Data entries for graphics
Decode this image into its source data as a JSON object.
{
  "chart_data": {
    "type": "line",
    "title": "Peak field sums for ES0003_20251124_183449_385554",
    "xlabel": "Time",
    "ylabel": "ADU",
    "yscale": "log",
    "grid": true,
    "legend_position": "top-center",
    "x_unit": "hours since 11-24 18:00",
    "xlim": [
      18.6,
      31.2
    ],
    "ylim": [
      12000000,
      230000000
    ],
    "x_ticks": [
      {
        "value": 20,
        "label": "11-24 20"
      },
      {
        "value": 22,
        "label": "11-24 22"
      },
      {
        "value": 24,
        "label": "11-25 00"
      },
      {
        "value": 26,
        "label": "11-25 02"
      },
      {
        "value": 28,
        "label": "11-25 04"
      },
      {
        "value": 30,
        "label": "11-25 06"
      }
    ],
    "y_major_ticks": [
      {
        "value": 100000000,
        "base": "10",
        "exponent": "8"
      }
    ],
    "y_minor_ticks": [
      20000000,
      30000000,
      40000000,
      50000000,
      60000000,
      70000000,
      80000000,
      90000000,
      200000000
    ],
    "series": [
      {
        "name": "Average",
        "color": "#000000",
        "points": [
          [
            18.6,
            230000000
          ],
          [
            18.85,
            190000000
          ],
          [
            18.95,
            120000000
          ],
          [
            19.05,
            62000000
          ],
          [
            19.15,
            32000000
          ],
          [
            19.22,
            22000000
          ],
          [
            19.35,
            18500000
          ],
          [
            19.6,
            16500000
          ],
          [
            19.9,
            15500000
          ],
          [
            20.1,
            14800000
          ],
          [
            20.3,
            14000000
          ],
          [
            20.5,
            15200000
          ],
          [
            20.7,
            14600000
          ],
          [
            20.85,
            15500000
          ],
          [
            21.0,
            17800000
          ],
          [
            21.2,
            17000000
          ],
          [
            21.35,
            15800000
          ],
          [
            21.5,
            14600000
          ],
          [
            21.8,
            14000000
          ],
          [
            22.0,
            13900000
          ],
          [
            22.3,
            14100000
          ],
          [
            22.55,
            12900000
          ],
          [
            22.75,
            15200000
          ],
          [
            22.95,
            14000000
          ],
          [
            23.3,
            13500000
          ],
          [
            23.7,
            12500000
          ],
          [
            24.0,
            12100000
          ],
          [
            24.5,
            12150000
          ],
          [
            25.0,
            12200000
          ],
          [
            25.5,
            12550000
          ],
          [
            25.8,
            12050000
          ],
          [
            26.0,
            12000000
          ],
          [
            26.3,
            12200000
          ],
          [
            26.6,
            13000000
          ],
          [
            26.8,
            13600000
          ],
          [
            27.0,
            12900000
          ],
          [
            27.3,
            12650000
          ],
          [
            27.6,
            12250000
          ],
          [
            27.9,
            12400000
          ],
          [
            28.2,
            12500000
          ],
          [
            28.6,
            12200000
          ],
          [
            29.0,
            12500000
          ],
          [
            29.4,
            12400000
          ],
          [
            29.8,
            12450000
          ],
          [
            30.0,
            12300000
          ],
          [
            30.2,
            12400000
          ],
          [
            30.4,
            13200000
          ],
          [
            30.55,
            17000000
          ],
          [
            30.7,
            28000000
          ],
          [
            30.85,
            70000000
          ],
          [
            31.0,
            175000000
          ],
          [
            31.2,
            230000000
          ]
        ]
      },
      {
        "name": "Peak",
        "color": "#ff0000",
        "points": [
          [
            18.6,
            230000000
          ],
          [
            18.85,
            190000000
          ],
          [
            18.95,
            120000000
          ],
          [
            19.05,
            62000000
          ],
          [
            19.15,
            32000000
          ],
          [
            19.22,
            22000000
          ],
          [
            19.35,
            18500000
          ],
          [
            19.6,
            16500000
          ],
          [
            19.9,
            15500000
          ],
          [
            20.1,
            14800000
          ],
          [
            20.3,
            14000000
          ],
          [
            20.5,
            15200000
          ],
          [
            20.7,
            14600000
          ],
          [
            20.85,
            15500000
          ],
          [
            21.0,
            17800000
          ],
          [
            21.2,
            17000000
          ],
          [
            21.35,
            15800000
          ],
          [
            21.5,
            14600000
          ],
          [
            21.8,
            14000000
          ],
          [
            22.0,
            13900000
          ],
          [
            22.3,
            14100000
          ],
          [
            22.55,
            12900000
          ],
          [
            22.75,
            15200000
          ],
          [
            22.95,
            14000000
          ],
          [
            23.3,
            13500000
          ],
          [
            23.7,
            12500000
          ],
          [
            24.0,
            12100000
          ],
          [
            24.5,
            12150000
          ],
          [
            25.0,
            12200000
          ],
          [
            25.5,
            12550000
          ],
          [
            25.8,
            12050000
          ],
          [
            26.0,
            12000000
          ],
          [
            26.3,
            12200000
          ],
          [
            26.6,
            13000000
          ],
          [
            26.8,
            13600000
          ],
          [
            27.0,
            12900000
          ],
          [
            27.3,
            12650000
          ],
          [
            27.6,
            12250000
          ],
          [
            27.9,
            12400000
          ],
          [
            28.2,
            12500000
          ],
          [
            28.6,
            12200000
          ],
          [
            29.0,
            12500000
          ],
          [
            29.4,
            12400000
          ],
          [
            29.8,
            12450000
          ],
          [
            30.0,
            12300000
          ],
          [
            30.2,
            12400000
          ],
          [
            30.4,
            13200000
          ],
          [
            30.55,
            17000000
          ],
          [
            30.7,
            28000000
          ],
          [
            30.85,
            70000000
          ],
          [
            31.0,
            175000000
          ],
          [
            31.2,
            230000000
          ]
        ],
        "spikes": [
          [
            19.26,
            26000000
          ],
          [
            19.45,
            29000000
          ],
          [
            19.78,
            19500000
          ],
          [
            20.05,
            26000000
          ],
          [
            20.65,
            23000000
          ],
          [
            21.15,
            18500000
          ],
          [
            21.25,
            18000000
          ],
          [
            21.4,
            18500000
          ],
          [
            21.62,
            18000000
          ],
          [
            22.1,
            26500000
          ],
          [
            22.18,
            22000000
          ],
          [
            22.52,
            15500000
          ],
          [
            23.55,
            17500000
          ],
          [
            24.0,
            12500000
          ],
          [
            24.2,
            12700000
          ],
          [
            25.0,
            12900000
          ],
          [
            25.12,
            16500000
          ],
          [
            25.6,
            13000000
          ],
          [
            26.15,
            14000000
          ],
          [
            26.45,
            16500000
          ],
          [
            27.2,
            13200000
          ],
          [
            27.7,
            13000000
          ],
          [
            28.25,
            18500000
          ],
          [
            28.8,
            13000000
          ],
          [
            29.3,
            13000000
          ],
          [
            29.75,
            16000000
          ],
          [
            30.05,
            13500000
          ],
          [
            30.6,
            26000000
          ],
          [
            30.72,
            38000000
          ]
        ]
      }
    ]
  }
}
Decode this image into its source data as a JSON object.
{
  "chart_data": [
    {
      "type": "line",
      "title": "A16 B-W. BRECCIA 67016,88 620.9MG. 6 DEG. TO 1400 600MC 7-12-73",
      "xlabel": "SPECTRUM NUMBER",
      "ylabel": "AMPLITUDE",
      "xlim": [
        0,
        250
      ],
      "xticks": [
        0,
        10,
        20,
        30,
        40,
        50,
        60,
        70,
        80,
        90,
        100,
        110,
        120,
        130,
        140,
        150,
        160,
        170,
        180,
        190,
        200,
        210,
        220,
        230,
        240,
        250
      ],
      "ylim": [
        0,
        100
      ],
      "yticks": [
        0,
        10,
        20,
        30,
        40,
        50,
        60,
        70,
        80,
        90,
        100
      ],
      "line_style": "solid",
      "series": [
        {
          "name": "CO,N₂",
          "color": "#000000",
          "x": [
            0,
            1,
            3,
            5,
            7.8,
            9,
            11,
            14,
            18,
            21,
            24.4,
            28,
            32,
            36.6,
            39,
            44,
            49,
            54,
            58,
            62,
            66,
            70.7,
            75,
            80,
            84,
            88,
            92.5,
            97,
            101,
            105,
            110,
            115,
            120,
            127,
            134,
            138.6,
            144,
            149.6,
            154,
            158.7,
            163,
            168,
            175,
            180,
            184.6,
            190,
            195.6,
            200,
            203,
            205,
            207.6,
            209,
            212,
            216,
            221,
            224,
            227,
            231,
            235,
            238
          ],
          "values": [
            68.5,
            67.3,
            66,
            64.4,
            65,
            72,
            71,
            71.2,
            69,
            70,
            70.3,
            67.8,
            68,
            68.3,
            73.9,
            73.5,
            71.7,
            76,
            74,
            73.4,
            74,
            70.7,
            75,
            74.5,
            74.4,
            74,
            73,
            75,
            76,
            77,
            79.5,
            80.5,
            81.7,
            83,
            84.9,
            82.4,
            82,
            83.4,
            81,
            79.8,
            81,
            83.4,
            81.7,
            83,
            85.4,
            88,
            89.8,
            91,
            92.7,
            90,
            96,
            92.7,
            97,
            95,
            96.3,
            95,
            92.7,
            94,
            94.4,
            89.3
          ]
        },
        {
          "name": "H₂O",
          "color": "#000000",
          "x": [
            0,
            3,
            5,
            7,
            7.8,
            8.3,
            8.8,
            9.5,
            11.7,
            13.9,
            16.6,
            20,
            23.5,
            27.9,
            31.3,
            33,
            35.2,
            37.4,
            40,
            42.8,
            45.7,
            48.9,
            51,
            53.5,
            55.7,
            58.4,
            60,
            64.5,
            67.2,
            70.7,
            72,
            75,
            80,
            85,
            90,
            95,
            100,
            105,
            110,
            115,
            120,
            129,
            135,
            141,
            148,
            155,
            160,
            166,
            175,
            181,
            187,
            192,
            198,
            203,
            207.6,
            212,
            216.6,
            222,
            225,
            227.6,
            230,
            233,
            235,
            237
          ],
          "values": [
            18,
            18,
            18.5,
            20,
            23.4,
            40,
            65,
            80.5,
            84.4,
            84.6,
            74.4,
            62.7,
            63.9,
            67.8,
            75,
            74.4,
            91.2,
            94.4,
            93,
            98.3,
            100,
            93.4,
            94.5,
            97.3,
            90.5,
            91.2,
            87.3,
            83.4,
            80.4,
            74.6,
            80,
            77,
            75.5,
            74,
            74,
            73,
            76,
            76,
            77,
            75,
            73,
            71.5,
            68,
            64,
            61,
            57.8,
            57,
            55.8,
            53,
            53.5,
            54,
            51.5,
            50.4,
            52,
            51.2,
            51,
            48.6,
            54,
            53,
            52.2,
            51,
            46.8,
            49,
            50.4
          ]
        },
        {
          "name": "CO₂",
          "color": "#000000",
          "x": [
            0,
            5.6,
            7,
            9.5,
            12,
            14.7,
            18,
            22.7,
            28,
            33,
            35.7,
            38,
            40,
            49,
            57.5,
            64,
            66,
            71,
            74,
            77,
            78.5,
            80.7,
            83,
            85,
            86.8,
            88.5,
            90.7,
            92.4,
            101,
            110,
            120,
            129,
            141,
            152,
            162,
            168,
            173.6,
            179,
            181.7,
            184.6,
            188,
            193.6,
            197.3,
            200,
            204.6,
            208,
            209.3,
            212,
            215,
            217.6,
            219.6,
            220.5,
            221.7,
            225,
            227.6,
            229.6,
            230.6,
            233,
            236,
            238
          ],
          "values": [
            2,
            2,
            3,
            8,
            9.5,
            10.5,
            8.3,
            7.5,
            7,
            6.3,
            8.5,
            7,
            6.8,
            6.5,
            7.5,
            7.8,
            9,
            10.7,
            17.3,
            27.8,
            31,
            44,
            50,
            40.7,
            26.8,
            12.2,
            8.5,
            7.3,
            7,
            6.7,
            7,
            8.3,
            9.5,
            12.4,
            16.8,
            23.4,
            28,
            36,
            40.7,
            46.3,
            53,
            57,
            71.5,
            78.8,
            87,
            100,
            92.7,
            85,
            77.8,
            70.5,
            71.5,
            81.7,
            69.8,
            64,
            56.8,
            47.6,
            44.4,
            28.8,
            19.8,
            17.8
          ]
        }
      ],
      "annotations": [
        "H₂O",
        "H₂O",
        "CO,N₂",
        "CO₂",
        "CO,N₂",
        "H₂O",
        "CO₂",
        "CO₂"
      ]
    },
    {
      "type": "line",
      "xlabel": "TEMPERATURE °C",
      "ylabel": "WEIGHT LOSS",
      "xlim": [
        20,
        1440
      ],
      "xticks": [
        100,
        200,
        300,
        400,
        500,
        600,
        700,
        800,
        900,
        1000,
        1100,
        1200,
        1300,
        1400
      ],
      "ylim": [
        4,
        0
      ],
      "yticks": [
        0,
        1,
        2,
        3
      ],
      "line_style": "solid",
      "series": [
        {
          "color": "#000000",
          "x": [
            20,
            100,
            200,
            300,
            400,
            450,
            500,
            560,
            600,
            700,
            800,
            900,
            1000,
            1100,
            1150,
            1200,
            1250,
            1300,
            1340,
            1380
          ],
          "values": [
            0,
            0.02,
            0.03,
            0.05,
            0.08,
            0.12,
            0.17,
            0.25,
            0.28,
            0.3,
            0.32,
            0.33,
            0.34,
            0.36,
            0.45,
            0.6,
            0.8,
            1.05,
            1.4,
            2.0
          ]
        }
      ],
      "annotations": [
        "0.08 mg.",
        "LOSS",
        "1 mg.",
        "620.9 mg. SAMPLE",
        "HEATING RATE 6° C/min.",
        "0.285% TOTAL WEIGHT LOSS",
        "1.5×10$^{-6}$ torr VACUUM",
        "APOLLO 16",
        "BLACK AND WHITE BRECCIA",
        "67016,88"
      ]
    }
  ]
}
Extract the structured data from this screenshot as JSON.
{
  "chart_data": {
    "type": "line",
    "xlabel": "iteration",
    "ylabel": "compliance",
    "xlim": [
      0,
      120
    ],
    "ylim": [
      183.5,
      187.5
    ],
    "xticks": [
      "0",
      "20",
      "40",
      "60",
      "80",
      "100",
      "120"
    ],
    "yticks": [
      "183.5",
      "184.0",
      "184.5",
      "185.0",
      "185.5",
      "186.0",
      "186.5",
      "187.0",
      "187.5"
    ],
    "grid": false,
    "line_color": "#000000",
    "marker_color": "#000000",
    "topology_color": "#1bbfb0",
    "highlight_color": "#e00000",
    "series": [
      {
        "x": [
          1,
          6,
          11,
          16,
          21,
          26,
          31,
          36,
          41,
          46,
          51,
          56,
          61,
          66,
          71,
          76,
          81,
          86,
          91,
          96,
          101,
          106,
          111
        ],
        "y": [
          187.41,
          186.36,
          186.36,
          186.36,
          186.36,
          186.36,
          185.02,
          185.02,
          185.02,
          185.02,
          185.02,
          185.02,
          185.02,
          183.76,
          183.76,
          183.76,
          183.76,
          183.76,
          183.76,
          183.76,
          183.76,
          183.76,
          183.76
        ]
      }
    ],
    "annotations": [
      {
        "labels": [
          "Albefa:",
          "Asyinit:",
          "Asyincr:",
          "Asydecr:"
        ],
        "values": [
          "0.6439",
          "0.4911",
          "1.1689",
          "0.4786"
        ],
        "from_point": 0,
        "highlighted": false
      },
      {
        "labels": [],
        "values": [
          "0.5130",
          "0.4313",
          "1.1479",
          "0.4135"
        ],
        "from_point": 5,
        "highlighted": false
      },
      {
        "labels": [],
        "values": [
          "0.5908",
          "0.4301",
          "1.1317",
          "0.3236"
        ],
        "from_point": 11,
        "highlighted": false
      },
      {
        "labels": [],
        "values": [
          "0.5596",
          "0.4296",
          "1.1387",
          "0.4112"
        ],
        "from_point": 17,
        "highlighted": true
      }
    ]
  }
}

REQUIRED TASK:
Lines containing the string "WEIGHT" should be counted; reply with their number and nothing more.

EXERCISE SOLUTION:
2